**WORK REQUIRED**: Locate and copy all lines bearing the word "offers".
>> start SUPPLIED MATERIAL
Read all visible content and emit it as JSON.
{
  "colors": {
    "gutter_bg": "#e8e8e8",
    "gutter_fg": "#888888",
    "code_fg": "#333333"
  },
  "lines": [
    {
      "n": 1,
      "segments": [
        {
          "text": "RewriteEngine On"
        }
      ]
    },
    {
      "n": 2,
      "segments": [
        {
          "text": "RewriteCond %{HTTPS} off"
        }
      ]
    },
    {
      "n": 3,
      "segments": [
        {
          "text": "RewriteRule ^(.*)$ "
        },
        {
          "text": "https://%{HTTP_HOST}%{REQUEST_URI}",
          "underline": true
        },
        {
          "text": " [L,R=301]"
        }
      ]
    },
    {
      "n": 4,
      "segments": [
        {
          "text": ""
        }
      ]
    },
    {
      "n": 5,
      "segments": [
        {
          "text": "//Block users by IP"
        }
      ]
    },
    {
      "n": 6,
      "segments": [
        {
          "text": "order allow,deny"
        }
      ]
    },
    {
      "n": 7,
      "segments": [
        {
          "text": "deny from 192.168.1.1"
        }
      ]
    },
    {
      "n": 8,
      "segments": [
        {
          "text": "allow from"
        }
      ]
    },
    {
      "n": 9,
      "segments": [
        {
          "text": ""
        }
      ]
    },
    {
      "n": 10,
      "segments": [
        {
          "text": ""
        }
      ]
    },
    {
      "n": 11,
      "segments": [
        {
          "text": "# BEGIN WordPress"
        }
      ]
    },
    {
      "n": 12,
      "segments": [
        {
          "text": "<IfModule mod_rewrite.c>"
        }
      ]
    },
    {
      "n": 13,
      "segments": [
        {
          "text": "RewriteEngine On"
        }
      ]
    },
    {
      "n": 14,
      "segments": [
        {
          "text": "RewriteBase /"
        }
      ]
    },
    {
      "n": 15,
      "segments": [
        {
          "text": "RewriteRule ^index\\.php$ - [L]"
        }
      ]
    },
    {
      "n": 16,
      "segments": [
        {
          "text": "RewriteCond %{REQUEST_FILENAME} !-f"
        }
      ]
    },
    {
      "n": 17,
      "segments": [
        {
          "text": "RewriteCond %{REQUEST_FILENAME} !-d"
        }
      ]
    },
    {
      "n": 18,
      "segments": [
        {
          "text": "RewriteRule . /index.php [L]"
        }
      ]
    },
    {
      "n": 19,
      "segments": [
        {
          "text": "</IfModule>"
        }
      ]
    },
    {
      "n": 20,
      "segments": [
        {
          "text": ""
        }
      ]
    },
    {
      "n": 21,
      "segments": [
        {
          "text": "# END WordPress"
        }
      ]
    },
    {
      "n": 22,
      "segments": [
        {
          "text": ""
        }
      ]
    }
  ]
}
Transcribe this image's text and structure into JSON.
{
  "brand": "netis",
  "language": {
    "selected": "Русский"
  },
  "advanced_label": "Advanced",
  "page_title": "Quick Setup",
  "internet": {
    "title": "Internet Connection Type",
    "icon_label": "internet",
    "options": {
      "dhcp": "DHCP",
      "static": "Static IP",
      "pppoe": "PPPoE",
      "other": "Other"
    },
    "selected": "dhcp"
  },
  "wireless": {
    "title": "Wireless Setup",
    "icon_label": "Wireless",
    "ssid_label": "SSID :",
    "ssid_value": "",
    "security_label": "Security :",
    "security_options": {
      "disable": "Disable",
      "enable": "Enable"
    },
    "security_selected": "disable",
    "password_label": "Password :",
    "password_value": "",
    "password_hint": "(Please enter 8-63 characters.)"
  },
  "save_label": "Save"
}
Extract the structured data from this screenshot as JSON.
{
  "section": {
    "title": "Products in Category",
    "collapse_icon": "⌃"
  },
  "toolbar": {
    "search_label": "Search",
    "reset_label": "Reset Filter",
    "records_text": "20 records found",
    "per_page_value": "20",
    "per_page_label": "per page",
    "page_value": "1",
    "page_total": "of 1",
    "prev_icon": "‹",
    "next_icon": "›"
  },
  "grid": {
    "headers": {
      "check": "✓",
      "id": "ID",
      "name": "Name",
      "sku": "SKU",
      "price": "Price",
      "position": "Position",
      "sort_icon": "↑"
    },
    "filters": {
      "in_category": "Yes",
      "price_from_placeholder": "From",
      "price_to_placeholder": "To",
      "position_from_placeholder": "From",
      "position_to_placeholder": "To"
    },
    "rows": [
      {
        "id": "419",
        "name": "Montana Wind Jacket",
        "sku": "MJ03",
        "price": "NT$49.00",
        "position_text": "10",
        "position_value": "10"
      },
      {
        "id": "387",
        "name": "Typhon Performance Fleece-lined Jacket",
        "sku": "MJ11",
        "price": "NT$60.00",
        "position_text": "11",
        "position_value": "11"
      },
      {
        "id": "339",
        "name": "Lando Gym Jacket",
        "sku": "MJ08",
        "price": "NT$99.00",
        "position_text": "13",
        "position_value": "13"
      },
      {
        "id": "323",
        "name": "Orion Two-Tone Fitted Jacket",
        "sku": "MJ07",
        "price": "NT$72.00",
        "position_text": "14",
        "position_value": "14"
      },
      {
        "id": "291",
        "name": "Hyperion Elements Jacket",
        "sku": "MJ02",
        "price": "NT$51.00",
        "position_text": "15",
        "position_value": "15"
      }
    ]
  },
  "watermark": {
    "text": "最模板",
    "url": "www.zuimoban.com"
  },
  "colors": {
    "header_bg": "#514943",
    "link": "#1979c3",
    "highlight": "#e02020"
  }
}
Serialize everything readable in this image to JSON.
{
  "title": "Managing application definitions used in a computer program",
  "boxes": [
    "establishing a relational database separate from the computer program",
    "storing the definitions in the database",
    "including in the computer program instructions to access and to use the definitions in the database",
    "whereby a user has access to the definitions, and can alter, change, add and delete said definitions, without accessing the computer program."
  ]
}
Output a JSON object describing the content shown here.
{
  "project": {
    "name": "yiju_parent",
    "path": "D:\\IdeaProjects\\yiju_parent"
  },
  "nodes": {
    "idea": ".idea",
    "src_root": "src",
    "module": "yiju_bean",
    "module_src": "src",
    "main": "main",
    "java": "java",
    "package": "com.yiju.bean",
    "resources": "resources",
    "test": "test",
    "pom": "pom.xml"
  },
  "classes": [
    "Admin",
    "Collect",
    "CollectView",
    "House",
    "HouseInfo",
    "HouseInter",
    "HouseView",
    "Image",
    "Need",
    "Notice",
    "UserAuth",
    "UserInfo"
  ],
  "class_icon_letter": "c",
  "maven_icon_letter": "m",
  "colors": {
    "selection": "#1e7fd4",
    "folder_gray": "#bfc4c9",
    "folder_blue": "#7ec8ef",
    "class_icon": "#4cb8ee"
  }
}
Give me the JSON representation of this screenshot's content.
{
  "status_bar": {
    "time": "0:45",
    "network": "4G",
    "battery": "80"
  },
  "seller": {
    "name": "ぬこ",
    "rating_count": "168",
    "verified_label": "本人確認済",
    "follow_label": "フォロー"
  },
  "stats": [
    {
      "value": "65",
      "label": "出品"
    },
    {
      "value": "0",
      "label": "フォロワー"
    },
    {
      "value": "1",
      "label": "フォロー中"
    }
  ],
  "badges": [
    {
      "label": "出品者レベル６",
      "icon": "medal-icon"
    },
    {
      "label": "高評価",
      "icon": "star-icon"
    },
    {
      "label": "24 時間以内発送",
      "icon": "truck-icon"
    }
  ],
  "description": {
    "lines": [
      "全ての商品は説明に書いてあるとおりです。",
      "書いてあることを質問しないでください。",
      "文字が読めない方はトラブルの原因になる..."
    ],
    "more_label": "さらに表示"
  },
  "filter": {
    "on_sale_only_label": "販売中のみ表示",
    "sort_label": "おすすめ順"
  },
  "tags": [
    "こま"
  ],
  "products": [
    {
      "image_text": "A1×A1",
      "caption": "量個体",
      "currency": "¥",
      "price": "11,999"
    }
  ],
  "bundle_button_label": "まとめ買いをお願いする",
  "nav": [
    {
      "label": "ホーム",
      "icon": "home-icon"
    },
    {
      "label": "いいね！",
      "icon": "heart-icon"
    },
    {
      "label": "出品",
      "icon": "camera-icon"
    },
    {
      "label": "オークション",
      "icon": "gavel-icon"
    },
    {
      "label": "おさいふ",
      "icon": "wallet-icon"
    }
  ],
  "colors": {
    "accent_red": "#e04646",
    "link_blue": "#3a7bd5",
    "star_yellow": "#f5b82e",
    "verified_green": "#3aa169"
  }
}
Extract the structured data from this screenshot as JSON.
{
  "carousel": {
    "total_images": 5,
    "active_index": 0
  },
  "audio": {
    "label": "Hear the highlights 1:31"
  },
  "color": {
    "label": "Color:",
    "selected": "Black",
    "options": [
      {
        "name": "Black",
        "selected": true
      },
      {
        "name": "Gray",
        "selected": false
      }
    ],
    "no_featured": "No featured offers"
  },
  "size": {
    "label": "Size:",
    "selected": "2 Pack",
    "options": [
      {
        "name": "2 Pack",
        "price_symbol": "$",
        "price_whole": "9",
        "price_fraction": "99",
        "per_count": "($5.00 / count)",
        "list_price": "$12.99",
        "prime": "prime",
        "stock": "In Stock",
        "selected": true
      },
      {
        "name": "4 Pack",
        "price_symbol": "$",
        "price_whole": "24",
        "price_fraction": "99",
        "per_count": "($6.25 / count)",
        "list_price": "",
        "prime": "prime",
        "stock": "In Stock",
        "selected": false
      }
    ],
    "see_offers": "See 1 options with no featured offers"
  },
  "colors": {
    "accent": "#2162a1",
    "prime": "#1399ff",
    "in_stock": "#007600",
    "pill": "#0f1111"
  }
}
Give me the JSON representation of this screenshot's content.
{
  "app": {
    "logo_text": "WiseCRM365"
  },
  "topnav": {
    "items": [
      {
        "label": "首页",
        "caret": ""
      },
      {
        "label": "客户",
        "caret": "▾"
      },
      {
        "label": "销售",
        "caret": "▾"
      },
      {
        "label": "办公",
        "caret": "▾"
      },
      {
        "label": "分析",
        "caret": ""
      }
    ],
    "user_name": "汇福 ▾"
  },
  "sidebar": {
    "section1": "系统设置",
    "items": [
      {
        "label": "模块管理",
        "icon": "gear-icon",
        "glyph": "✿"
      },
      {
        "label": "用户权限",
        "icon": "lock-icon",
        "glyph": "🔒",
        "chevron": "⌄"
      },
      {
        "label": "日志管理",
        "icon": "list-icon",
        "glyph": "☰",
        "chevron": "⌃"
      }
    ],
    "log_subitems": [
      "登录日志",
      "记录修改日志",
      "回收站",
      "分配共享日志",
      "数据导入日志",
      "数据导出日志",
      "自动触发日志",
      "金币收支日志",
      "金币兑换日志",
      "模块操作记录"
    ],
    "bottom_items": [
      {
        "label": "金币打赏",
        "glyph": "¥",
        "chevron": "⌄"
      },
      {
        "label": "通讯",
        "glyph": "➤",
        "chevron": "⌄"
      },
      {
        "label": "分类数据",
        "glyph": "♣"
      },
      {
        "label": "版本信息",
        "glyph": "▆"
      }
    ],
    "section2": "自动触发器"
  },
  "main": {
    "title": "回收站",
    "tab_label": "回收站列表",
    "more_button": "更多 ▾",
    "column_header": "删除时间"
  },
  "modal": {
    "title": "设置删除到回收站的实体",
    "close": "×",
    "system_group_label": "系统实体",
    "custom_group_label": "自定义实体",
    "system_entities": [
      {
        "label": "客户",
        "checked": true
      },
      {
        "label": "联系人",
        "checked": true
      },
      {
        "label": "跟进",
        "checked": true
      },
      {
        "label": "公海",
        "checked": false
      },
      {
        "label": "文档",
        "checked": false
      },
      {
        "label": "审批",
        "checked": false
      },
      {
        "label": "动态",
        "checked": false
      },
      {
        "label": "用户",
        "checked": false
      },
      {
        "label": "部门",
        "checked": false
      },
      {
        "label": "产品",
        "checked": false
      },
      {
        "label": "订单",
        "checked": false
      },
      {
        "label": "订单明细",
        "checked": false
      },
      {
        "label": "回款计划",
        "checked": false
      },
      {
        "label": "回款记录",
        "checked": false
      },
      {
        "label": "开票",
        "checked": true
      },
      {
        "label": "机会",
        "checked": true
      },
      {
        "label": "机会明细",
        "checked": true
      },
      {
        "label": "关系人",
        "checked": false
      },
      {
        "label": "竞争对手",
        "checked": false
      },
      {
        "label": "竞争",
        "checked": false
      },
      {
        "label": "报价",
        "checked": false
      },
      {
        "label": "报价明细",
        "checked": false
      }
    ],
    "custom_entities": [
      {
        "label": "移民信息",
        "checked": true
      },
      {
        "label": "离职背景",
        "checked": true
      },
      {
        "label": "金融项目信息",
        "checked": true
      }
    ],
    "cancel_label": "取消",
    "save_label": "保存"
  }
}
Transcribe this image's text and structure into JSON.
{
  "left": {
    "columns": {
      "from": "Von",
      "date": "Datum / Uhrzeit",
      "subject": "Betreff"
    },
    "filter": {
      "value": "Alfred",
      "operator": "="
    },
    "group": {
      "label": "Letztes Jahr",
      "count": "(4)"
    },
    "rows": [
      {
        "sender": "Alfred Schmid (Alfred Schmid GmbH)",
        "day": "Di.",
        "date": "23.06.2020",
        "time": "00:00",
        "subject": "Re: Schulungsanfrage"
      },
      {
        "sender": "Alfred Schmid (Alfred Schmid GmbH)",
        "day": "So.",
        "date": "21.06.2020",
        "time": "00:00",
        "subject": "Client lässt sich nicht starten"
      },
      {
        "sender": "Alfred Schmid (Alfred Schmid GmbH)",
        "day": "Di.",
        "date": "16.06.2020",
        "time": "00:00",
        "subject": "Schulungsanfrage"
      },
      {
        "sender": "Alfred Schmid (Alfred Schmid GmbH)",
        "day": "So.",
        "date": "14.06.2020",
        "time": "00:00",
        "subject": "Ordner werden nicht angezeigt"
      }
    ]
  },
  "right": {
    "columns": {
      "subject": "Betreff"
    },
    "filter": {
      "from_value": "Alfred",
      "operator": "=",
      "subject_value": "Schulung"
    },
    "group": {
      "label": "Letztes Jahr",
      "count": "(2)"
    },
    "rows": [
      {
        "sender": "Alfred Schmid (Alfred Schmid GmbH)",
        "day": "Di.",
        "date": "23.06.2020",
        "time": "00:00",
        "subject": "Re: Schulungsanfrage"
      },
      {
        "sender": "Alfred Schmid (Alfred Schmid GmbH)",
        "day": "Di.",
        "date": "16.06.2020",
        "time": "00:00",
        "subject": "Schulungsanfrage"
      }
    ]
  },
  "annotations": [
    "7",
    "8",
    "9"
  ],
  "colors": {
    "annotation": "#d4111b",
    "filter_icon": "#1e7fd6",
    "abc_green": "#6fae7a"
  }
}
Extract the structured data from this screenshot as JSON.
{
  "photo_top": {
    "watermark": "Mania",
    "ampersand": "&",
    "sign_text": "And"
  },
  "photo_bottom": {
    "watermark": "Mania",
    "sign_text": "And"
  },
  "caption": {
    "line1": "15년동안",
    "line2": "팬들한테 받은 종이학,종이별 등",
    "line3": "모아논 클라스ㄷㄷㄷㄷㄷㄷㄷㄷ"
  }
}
>> end SUPPLIED MATERIAL
**WRITTEN ANSWER**:
    "no_featured": "No featured offers"
    "see_offers": "See 1 options with no featured offers"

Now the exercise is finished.